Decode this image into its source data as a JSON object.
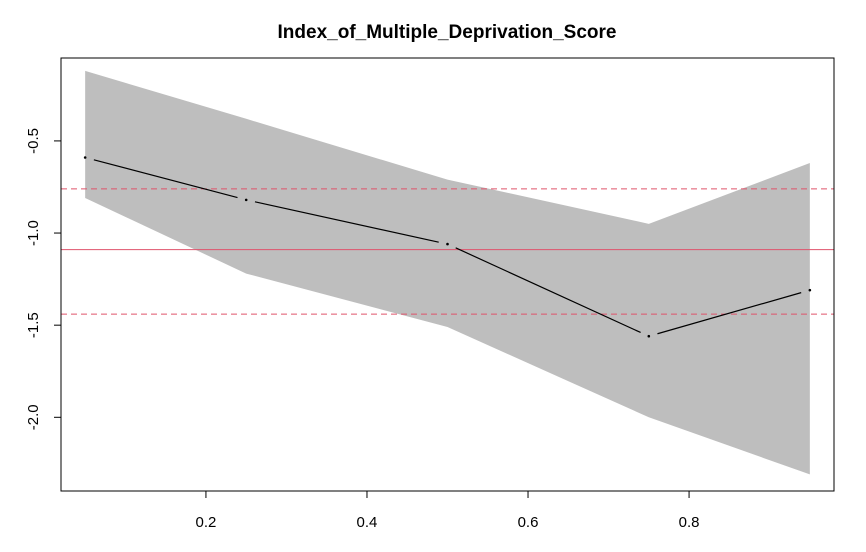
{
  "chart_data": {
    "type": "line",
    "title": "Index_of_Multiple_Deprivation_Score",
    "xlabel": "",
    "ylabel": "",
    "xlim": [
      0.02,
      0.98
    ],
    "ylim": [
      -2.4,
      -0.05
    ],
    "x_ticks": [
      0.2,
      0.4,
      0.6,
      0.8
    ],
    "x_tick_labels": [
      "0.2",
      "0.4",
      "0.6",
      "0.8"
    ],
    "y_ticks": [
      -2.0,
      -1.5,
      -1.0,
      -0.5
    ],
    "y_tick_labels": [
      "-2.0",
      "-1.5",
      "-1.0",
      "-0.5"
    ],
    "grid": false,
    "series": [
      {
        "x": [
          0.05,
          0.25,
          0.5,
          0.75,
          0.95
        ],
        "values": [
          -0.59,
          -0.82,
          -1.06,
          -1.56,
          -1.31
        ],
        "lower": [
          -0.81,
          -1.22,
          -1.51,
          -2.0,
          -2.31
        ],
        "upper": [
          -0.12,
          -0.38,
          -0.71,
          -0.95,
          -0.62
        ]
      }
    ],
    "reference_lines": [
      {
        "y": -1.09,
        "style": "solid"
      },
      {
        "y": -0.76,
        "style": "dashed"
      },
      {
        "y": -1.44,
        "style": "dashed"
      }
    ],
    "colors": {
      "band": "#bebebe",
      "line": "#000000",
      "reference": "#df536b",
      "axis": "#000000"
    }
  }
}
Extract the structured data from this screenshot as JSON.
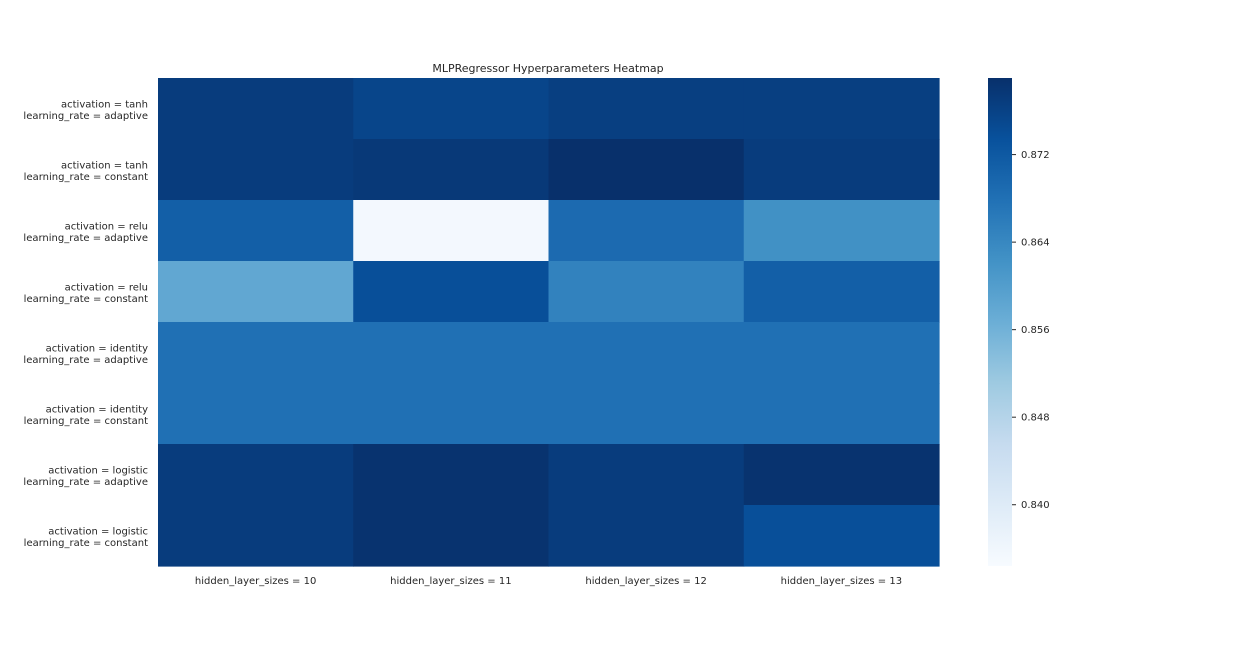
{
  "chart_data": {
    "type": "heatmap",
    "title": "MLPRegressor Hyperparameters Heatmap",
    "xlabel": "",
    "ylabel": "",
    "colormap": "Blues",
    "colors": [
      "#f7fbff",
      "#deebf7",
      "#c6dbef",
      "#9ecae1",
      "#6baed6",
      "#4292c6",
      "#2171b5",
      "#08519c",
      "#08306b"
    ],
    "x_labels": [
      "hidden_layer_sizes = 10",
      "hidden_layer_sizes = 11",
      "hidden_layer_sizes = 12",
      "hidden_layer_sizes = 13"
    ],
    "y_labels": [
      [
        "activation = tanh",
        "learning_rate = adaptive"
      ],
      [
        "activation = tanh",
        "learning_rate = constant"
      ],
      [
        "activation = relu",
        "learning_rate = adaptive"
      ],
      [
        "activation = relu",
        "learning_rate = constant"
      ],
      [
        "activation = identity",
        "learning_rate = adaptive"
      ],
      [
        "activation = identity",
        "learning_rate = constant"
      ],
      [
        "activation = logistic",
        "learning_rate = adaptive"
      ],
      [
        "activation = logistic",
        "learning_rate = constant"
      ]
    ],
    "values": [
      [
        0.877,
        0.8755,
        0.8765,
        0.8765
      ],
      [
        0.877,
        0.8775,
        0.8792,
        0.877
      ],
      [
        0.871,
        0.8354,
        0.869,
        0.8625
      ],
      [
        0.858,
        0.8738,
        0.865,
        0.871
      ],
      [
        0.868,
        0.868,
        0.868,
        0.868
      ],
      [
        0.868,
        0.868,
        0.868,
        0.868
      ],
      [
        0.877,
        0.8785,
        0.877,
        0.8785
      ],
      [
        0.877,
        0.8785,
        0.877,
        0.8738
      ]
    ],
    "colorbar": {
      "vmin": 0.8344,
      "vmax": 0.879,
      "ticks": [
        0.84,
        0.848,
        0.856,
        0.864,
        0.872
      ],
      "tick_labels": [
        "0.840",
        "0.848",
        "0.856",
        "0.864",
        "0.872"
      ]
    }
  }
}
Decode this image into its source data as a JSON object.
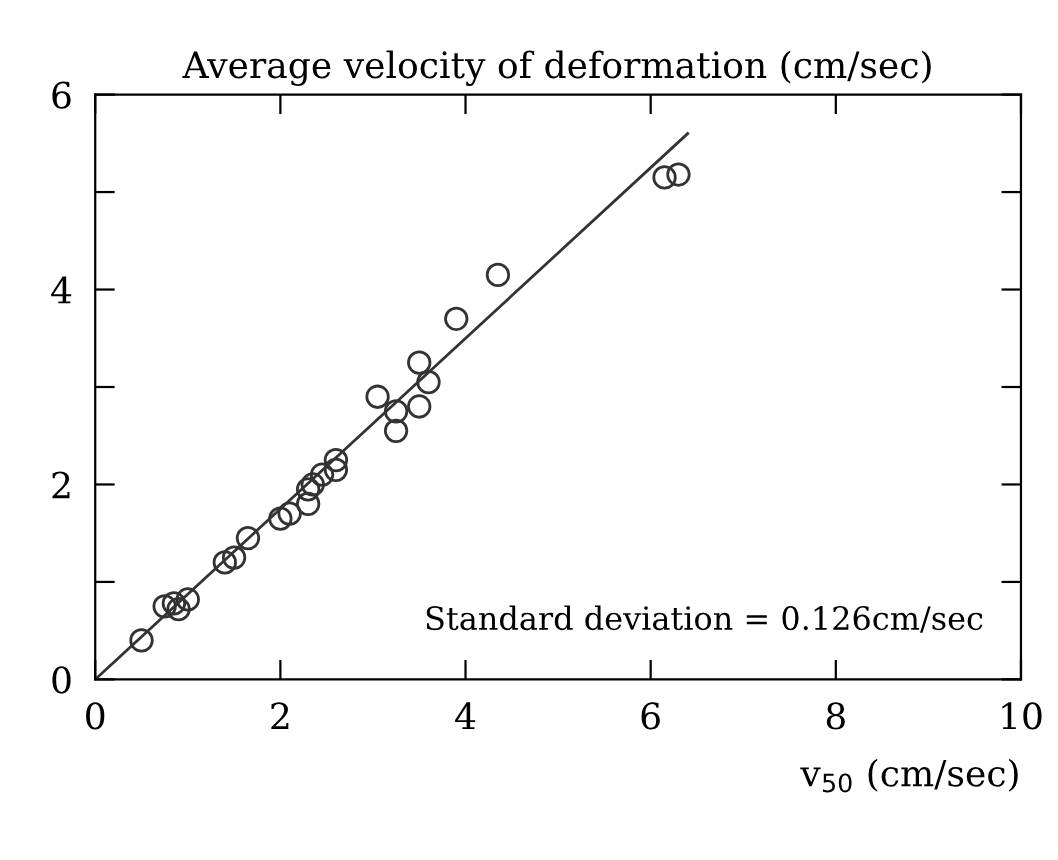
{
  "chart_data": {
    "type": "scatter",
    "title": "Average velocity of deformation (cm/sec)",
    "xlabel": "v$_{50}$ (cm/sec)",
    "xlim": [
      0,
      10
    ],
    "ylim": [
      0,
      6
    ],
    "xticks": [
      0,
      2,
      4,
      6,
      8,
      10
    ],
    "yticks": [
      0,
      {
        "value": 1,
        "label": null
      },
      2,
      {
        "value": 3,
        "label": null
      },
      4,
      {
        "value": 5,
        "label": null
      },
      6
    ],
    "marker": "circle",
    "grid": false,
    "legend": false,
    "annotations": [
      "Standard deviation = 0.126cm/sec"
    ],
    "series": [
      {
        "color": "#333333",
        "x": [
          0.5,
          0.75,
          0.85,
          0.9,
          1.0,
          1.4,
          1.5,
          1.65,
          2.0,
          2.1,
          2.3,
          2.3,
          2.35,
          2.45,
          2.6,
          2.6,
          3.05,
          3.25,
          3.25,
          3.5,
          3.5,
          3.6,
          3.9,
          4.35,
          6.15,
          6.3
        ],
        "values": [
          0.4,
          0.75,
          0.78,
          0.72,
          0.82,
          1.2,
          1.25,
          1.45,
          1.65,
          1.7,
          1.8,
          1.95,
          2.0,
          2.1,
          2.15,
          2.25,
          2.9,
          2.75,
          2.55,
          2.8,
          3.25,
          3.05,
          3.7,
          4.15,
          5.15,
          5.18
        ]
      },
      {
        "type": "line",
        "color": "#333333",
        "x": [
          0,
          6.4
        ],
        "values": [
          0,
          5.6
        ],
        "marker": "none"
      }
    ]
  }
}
_ _ _
## Stated problem
Reproduce the listing exactly. Leave its pictures out.

## The answer
Decode this image into its source data as a JSON object.
{
  "chart_data": {
    "type": "line",
    "title": "Index_of_Multiple_Deprivation_Score",
    "xlabel": "",
    "ylabel": "",
    "xlim": [
      0.02,
      0.98
    ],
    "ylim": [
      -2.4,
      -0.05
    ],
    "x_ticks": [
      0.2,
      0.4,
      0.6,
      0.8
    ],
    "x_tick_labels": [
      "0.2",
      "0.4",
      "0.6",
      "0.8"
    ],
    "y_ticks": [
      -2.0,
      -1.5,
      -1.0,
      -0.5
    ],
    "y_tick_labels": [
      "-2.0",
      "-1.5",
      "-1.0",
      "-0.5"
    ],
    "grid": false,
    "series": [
      {
        "x": [
          0.05,
          0.25,
          0.5,
          0.75,
          0.95
        ],
        "values": [
          -0.59,
          -0.82,
          -1.06,
          -1.56,
          -1.31
        ],
        "lower": [
          -0.81,
          -1.22,
          -1.51,
          -2.0,
          -2.31
        ],
        "upper": [
          -0.12,
          -0.38,
          -0.71,
          -0.95,
          -0.62
        ]
      }
    ],
    "reference_lines": [
      {
        "y": -1.09,
        "style": "solid"
      },
      {
        "y": -0.76,
        "style": "dashed"
      },
      {
        "y": -1.44,
        "style": "dashed"
      }
    ],
    "colors": {
      "band": "#bebebe",
      "line": "#000000",
      "reference": "#df536b",
      "axis": "#000000"
    }
  }
}
Extract the structured data from this screenshot as JSON.
{
  "chart_data": {
    "type": "heatmap",
    "title": "MLPRegressor Hyperparameters Heatmap",
    "xlabel": "",
    "ylabel": "",
    "colormap": "Blues",
    "colors": [
      "#f7fbff",
      "#deebf7",
      "#c6dbef",
      "#9ecae1",
      "#6baed6",
      "#4292c6",
      "#2171b5",
      "#08519c",
      "#08306b"
    ],
    "x_labels": [
      "hidden_layer_sizes = 10",
      "hidden_layer_sizes = 11",
      "hidden_layer_sizes = 12",
      "hidden_layer_sizes = 13"
    ],
    "y_labels": [
      [
        "activation = tanh",
        "learning_rate = adaptive"
      ],
      [
        "activation = tanh",
        "learning_rate = constant"
      ],
      [
        "activation = relu",
        "learning_rate = adaptive"
      ],
      [
        "activation = relu",
        "learning_rate = constant"
      ],
      [
        "activation = identity",
        "learning_rate = adaptive"
      ],
      [
        "activation = identity",
        "learning_rate = constant"
      ],
      [
        "activation = logistic",
        "learning_rate = adaptive"
      ],
      [
        "activation = logistic",
        "learning_rate = constant"
      ]
    ],
    "values": [
      [
        0.877,
        0.8755,
        0.8765,
        0.8765
      ],
      [
        0.877,
        0.8775,
        0.8792,
        0.877
      ],
      [
        0.871,
        0.8354,
        0.869,
        0.8625
      ],
      [
        0.858,
        0.8738,
        0.865,
        0.871
      ],
      [
        0.868,
        0.868,
        0.868,
        0.868
      ],
      [
        0.868,
        0.868,
        0.868,
        0.868
      ],
      [
        0.877,
        0.8785,
        0.877,
        0.8785
      ],
      [
        0.877,
        0.8785,
        0.877,
        0.8738
      ]
    ],
    "colorbar": {
      "vmin": 0.8344,
      "vmax": 0.879,
      "ticks": [
        0.84,
        0.848,
        0.856,
        0.864,
        0.872
      ],
      "tick_labels": [
        "0.840",
        "0.848",
        "0.856",
        "0.864",
        "0.872"
      ]
    }
  }
}
Decode this image into its source data as a JSON object.
{
  "chart_data": {
    "type": "scatter",
    "title": "Average velocity of deformation (cm/sec)",
    "xlabel": "v$_{50}$ (cm/sec)",
    "xlim": [
      0,
      10
    ],
    "ylim": [
      0,
      6
    ],
    "xticks": [
      0,
      2,
      4,
      6,
      8,
      10
    ],
    "yticks": [
      0,
      {
        "value": 1,
        "label": null
      },
      2,
      {
        "value": 3,
        "label": null
      },
      4,
      {
        "value": 5,
        "label": null
      },
      6
    ],
    "marker": "circle",
    "grid": false,
    "legend": false,
    "annotations": [
      "Standard deviation = 0.126cm/sec"
    ],
    "series": [
      {
        "color": "#333333",
        "x": [
          0.5,
          0.75,
          0.85,
          0.9,
          1.0,
          1.4,
          1.5,
          1.65,
          2.0,
          2.1,
          2.3,
          2.3,
          2.35,
          2.45,
          2.6,
          2.6,
          3.05,
          3.25,
          3.25,
          3.5,
          3.5,
          3.6,
          3.9,
          4.35,
          6.15,
          6.3
        ],
        "values": [
          0.4,
          0.75,
          0.78,
          0.72,
          0.82,
          1.2,
          1.25,
          1.45,
          1.65,
          1.7,
          1.8,
          1.95,
          2.0,
          2.1,
          2.15,
          2.25,
          2.9,
          2.75,
          2.55,
          2.8,
          3.25,
          3.05,
          3.7,
          4.15,
          5.15,
          5.18
        ]
      },
      {
        "type": "line",
        "color": "#333333",
        "x": [
          0,
          6.4
        ],
        "values": [
          0,
          5.6
        ],
        "marker": "none"
      }
    ]
  }
}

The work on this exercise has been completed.